Copy out the lines that include the word "style".

EXTRACTED RECORDS
^^^^^^^^
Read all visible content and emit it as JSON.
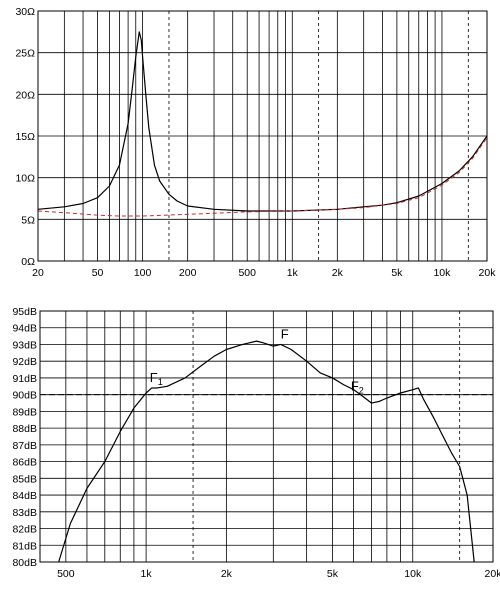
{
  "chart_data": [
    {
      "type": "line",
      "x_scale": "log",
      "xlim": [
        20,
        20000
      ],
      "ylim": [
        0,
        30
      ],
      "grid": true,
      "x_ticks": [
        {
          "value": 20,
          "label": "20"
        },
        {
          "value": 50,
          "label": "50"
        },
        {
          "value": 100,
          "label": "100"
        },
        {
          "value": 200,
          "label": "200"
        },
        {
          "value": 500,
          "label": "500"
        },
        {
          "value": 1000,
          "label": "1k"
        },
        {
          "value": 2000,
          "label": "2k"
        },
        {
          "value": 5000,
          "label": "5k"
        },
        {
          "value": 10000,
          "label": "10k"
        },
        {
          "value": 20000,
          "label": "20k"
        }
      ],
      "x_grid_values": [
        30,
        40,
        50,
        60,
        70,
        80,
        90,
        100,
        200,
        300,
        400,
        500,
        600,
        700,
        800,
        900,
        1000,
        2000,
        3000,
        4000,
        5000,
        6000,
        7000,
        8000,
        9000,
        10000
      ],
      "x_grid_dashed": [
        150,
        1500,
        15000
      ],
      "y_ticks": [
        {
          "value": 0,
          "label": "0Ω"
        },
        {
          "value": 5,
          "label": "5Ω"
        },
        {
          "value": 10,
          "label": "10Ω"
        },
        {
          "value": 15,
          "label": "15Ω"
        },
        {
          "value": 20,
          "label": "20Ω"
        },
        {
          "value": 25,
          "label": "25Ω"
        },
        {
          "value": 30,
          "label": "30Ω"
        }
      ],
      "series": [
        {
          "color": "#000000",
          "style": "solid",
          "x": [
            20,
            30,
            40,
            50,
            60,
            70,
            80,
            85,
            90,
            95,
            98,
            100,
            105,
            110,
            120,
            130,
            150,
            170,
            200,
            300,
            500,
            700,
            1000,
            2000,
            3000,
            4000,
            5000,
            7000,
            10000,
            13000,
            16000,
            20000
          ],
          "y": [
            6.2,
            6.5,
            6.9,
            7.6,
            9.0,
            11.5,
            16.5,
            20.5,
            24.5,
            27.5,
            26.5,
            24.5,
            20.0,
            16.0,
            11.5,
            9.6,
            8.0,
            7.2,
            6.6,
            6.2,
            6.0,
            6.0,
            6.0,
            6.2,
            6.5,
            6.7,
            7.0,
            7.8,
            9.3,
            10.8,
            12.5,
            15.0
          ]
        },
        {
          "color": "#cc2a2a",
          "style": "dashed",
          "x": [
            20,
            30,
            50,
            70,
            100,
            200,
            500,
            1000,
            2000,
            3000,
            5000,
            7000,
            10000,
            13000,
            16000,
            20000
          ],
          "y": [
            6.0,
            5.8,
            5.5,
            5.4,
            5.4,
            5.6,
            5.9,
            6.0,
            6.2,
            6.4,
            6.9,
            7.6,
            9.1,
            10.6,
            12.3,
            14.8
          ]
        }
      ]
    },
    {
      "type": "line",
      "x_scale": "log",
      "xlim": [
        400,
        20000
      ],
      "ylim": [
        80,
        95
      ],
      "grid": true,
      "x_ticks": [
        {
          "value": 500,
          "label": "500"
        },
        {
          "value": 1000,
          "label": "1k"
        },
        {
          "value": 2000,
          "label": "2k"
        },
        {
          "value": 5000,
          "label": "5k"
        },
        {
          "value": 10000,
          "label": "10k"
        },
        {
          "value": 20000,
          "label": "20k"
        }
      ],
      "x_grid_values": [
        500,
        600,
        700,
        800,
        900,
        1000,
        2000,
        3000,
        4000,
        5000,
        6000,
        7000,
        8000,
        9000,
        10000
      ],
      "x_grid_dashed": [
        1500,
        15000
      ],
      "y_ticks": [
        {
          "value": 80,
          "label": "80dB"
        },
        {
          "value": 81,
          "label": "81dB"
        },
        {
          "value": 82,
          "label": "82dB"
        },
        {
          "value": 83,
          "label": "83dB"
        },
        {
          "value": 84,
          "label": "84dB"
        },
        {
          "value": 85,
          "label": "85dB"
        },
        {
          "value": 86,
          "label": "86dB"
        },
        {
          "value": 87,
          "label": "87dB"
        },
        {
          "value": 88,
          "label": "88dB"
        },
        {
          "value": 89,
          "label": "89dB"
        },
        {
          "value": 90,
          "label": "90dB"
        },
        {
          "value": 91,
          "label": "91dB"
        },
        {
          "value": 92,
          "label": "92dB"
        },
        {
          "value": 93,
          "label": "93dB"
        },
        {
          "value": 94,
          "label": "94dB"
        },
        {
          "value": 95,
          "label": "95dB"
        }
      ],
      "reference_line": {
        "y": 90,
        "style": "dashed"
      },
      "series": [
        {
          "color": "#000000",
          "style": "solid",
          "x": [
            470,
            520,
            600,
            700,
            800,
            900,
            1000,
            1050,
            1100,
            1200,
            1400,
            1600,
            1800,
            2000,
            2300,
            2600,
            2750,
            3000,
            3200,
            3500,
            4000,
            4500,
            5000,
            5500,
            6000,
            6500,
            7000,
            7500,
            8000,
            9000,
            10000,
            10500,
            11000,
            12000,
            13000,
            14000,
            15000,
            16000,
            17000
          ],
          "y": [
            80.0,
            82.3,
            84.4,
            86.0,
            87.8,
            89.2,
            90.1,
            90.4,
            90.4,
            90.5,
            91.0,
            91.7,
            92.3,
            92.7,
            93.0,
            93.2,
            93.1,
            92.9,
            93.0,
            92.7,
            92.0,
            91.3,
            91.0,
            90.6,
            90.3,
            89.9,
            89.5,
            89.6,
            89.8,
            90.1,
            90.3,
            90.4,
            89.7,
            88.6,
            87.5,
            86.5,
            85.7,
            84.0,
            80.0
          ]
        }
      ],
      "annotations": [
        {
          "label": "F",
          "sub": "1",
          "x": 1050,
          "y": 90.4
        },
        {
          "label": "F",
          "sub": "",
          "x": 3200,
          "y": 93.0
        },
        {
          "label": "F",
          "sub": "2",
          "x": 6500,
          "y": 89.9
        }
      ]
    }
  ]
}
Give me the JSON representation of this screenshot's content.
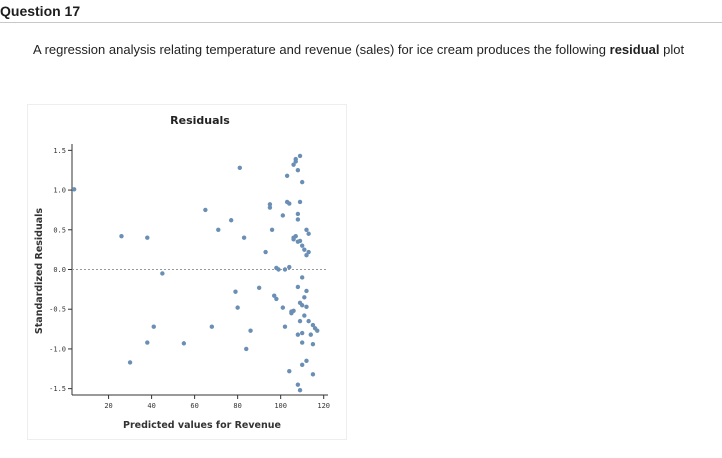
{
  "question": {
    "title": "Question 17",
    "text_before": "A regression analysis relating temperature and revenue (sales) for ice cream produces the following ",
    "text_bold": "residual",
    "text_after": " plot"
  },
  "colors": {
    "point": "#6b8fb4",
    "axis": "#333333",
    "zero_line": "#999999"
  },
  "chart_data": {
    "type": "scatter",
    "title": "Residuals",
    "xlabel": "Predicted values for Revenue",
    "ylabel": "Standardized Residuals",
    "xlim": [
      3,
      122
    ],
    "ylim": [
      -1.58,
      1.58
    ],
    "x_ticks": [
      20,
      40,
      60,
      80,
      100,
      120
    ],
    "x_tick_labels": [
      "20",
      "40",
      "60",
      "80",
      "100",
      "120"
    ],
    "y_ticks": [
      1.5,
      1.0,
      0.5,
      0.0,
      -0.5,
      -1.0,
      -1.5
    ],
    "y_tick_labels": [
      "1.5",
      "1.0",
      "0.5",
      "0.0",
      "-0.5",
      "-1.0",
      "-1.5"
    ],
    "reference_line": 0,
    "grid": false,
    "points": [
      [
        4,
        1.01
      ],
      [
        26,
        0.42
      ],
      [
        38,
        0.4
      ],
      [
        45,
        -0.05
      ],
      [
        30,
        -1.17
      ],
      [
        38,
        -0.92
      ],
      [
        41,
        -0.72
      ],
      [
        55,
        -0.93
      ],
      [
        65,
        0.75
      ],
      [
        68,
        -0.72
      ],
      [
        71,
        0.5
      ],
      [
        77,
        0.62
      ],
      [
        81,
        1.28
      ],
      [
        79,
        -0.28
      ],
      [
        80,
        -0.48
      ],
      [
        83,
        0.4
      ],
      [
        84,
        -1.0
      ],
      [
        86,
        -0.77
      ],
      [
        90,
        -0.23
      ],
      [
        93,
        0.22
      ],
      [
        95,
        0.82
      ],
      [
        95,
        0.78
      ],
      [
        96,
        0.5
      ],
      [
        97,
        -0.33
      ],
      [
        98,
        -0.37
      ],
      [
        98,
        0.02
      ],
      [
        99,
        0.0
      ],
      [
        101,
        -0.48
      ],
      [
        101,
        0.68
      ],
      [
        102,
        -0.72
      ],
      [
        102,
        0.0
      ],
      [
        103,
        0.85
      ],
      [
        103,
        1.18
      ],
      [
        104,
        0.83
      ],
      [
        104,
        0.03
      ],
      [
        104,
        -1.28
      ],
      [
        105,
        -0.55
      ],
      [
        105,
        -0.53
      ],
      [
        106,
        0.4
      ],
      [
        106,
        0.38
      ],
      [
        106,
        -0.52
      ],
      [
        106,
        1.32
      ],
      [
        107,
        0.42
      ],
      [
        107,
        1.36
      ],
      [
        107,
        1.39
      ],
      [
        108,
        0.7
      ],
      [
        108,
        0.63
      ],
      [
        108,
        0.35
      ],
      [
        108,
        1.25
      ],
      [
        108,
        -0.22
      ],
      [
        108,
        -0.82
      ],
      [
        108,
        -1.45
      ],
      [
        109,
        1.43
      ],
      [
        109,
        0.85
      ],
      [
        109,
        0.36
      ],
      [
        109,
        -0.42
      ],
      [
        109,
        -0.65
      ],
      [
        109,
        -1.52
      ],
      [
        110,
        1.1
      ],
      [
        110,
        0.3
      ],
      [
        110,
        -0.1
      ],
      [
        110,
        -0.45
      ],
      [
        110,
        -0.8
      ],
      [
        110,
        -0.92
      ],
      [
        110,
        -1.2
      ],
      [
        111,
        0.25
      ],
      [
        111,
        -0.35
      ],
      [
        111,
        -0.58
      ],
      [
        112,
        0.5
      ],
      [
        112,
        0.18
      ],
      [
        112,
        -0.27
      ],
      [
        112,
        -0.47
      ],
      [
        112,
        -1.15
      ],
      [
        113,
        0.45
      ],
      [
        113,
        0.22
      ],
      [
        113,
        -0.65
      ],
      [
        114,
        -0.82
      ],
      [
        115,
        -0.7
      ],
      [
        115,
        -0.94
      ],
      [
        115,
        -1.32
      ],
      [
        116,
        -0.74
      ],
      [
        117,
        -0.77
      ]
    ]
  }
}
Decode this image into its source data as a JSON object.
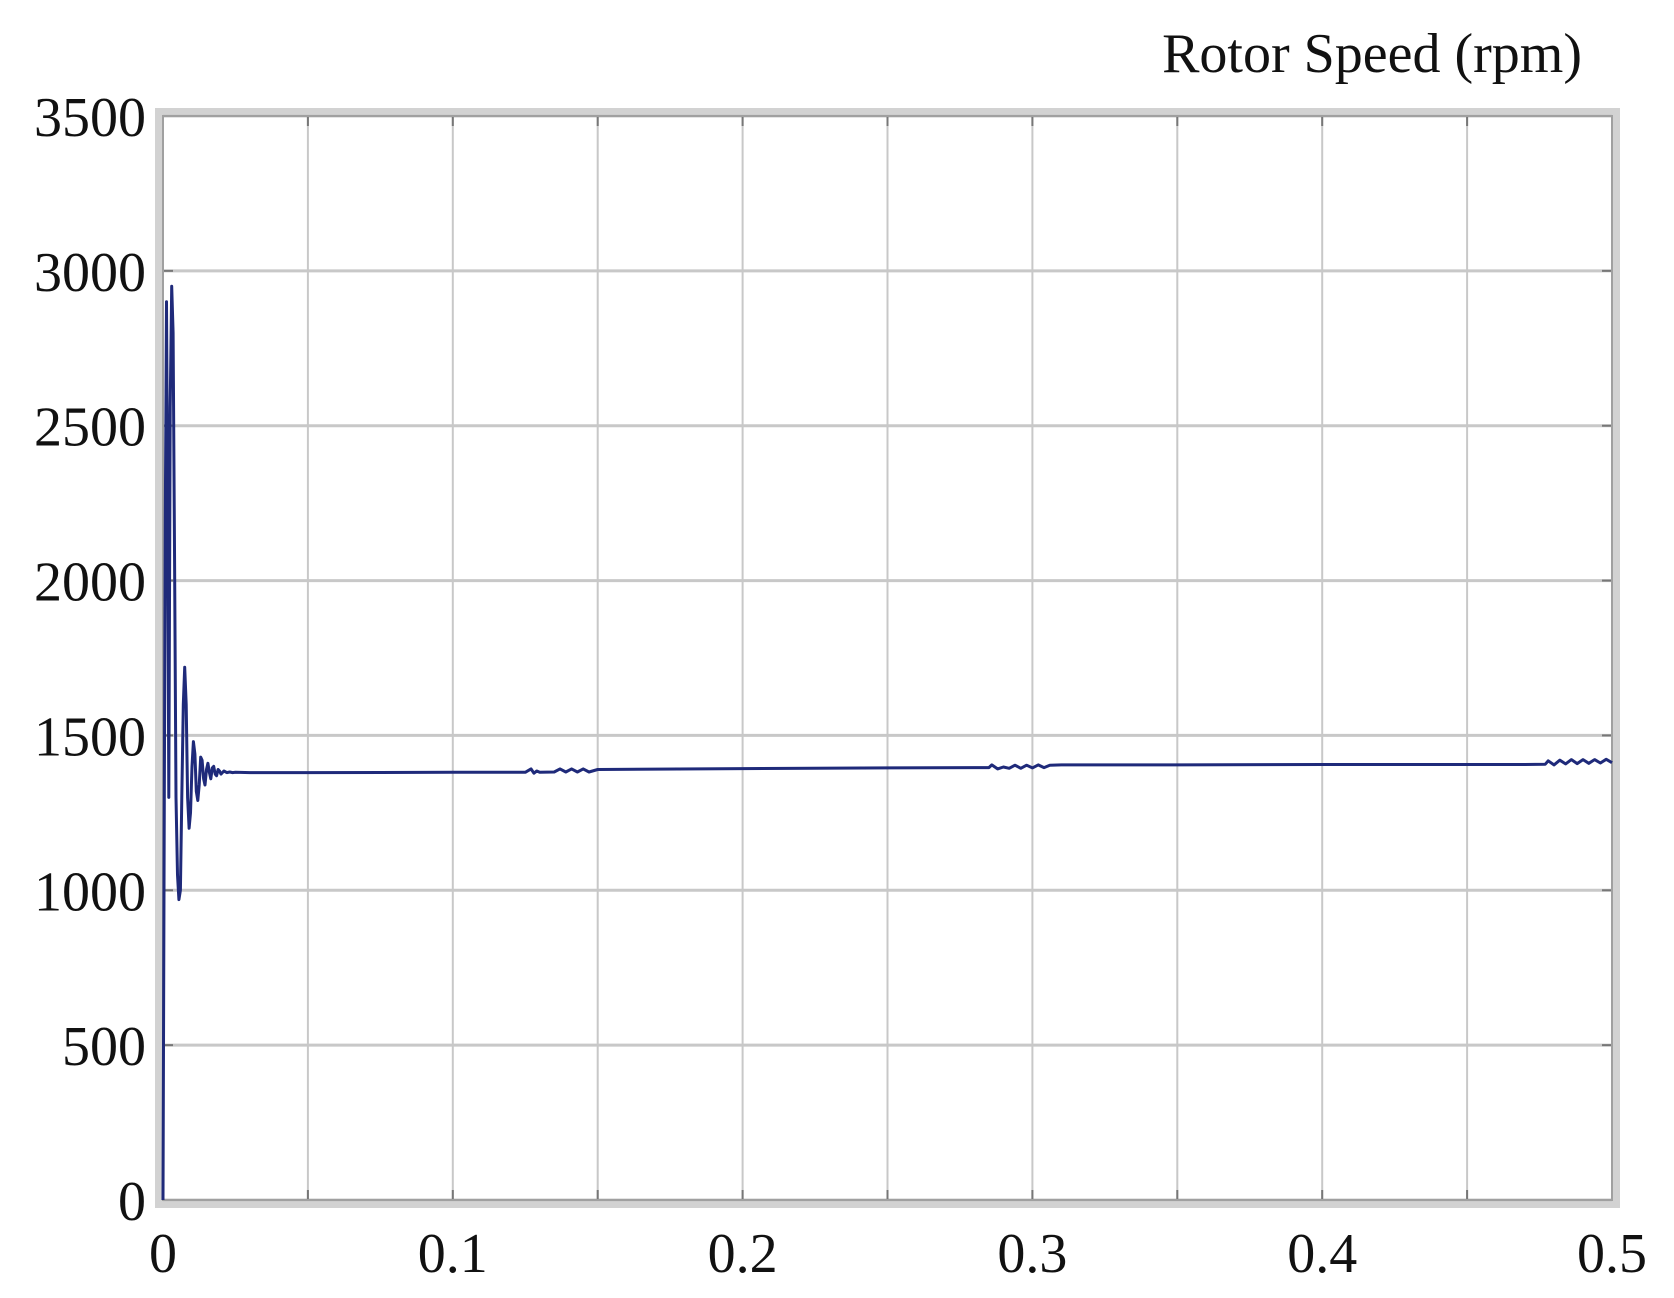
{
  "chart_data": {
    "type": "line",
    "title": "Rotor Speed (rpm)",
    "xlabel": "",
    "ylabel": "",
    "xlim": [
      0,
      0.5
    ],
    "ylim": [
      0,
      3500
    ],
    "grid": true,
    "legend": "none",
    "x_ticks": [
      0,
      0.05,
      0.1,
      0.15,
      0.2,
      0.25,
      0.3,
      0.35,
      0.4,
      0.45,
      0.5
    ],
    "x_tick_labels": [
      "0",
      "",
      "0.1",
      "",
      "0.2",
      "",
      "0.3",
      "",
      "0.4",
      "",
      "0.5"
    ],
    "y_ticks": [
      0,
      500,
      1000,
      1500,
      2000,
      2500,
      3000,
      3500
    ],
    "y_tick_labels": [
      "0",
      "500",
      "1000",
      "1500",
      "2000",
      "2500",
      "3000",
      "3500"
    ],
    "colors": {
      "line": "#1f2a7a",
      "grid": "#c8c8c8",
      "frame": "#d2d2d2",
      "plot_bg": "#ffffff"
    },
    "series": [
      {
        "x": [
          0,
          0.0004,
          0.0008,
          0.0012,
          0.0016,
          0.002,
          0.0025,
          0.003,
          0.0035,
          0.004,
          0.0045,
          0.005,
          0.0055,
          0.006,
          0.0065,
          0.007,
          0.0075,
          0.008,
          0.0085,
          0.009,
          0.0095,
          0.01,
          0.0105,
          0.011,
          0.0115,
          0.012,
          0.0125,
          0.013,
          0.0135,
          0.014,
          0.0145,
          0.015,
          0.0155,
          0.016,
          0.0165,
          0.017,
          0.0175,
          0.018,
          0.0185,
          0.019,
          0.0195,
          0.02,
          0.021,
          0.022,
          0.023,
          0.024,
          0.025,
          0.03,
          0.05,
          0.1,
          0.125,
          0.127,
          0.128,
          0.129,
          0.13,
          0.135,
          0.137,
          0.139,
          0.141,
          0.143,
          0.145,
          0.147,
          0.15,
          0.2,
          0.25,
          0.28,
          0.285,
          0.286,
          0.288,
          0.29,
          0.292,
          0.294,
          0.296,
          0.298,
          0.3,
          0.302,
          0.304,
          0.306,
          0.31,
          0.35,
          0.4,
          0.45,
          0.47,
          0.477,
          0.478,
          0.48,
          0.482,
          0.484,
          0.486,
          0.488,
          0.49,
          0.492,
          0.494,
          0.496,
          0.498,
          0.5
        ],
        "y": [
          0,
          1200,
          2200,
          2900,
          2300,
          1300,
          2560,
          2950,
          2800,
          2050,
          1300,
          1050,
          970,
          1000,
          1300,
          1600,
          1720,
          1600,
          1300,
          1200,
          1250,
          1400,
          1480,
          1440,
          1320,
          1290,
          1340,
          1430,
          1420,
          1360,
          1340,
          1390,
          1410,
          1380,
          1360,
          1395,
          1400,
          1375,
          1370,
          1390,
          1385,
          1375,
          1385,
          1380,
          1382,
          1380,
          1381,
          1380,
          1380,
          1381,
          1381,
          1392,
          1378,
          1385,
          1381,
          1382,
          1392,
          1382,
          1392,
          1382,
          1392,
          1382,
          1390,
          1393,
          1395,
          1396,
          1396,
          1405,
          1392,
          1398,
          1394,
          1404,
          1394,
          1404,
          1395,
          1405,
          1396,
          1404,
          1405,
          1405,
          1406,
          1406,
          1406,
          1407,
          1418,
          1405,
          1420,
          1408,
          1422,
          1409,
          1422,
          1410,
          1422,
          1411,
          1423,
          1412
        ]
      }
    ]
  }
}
^^^^^^^^
EXERCISE RESULT
          "style": "solid",
          "style": "dashed",
        "style": "dashed"
          "style": "solid",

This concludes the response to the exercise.